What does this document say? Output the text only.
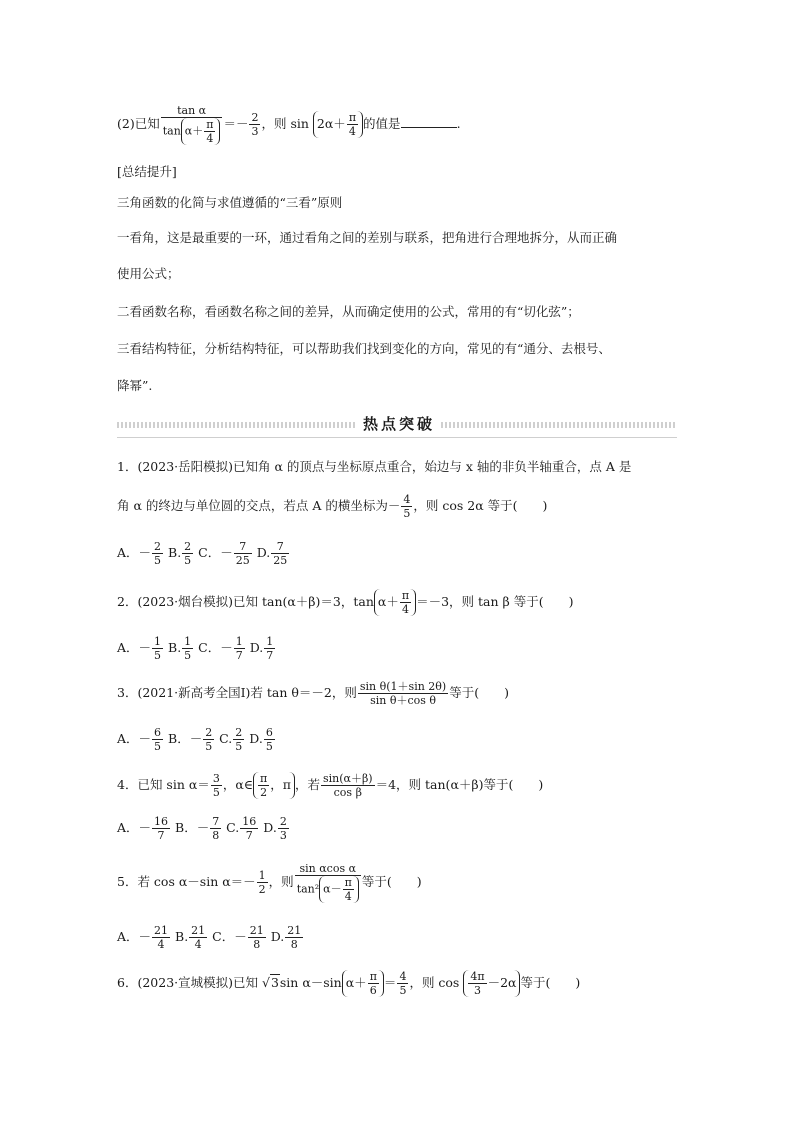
(2)已知 $\frac{\text{tan α}}{\tan \alpha+ \frac{\pi}{4}} =- \frac{2}{3}$ ，则 $\sin 2\alpha+ \frac{\pi}{4}$ 的值是	.
[总结提升]
三角函数的化简与求值遵循的“三看”原则
一看角，这是最重要的一环，通过看角之间的差别与联系，把角进行合理地拆分，从而正确
使用公式；
二看函数名称，看函数名称之间的差异，从而确定使用的公式，常用的有“切化弦”；
三看结构特征，分析结构特征，可以帮助我们找到变化的方向，常见的有“通分、去根号、
降幂”.
热点突破
1．(2023·岳阳模拟)已知角 α 的顶点与坐标原点重合，始边与 x 轴的非负半轴重合，点 A 是
角 α 的终边与单位圆的交点，若点 A 的横坐标为－ $\frac{4}{5}$ ，则 cos 2α 等于(　　)
A．－ $\frac{2}{5} B$. $\frac{2}{5}$ C．－ $\frac{7}{25} D$. $\frac{7}{25}$
2．(2023·烟台模拟)已知 tan(α＋β)＝3，$\tan \alpha+ \frac{\pi}{4} =-3$，则 tan β 等于(　　)
A．－ $\frac{1}{5} B$. $\frac{1}{5}$ C．－ $\frac{1}{7} D$. $\frac{1}{7}$
3．(2021·新高考全国Ⅰ)若 tan θ＝－2，则 $\frac{\text{sin θ(1＋sin 2θ)}}{\text{sin θ＋cos θ}}$ 等于(　　)
A．－ $\frac{6}{5}$ B．－ $\frac{2}{5} C$. $\frac{2}{5} D$. $\frac{6}{5}$
4．已知 $\sin \alpha= \frac{3}{5}$ ，α∈ $\frac{\pi}{2}$ ，π ，若 $\frac{\sin(\alpha+\beta)}{\text{cos β}} =4$，则 tan(α＋β)等于(　　)
A．－ $\frac{16}{7}$ B．－ $\frac{7}{8} C$. $\frac{16}{7} D$. $\frac{2}{3}$
5．若 cos α－sin $\alpha=- \frac{1}{2}$ ，则 $\frac{\text{sin αcos α}}{\tan^2 \alpha- \frac{\pi}{4}}$ 等于(　　)
A．－ $\frac{21}{4} B$. $\frac{21}{4}$ C．－ $\frac{21}{8} D$. $\frac{21}{8}$
6．(2023·宣城模拟)已知 √3sin α－sin $\alpha+ \frac{\pi}{6} = \frac{4}{5}$ ，则 $\cos \frac{4\pi}{3} -2\alpha$ 等于(　　)
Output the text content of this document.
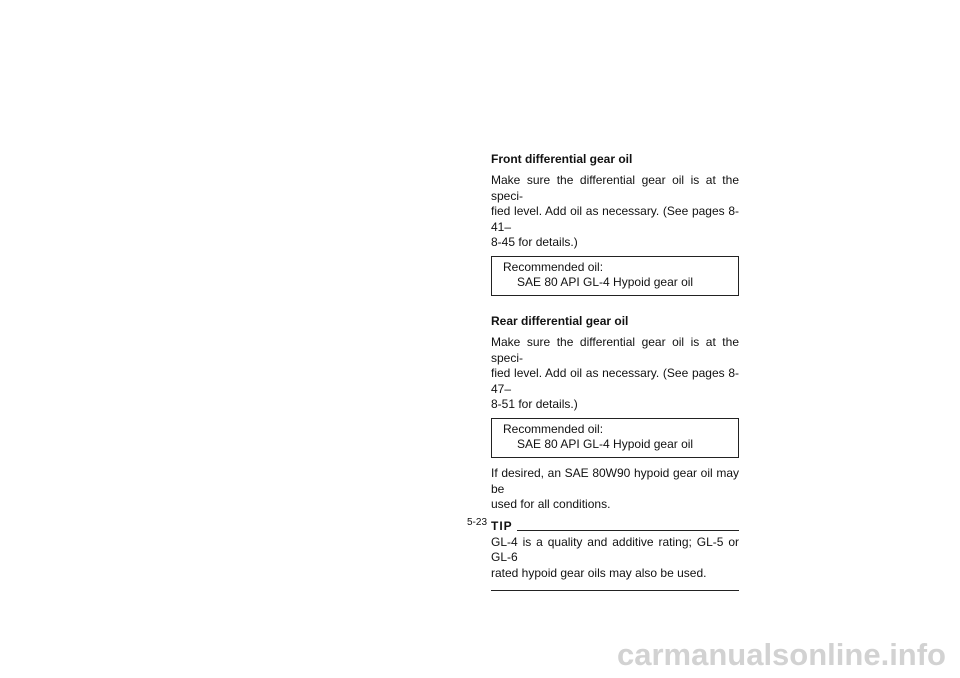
Front differential gear oil

Make sure the differential gear oil is at the speci-
fied level. Add oil as necessary. (See pages 8-41–
8-45 for details.)

Recommended oil:
SAE 80 API GL-4 Hypoid gear oil
Rear differential gear oil

Make sure the differential gear oil is at the speci-
fied level. Add oil as necessary. (See pages 8-47–
8-51 for details.)

Recommended oil:
SAE 80 API GL-4 Hypoid gear oil

If desired, an SAE 80W90 hypoid gear oil may be
used for all conditions.

TIP

GL-4 is a quality and additive rating; GL-5 or GL-6
rated hypoid gear oils may also be used.

5-23
carmanualsonline.info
------------------------------------
**Written task**
Copy each line from the records above that includes the string "pages".

**Exercise answer**
fied level. Add oil as necessary. (See pages 8-41–
fied level. Add oil as necessary. (See pages 8-47–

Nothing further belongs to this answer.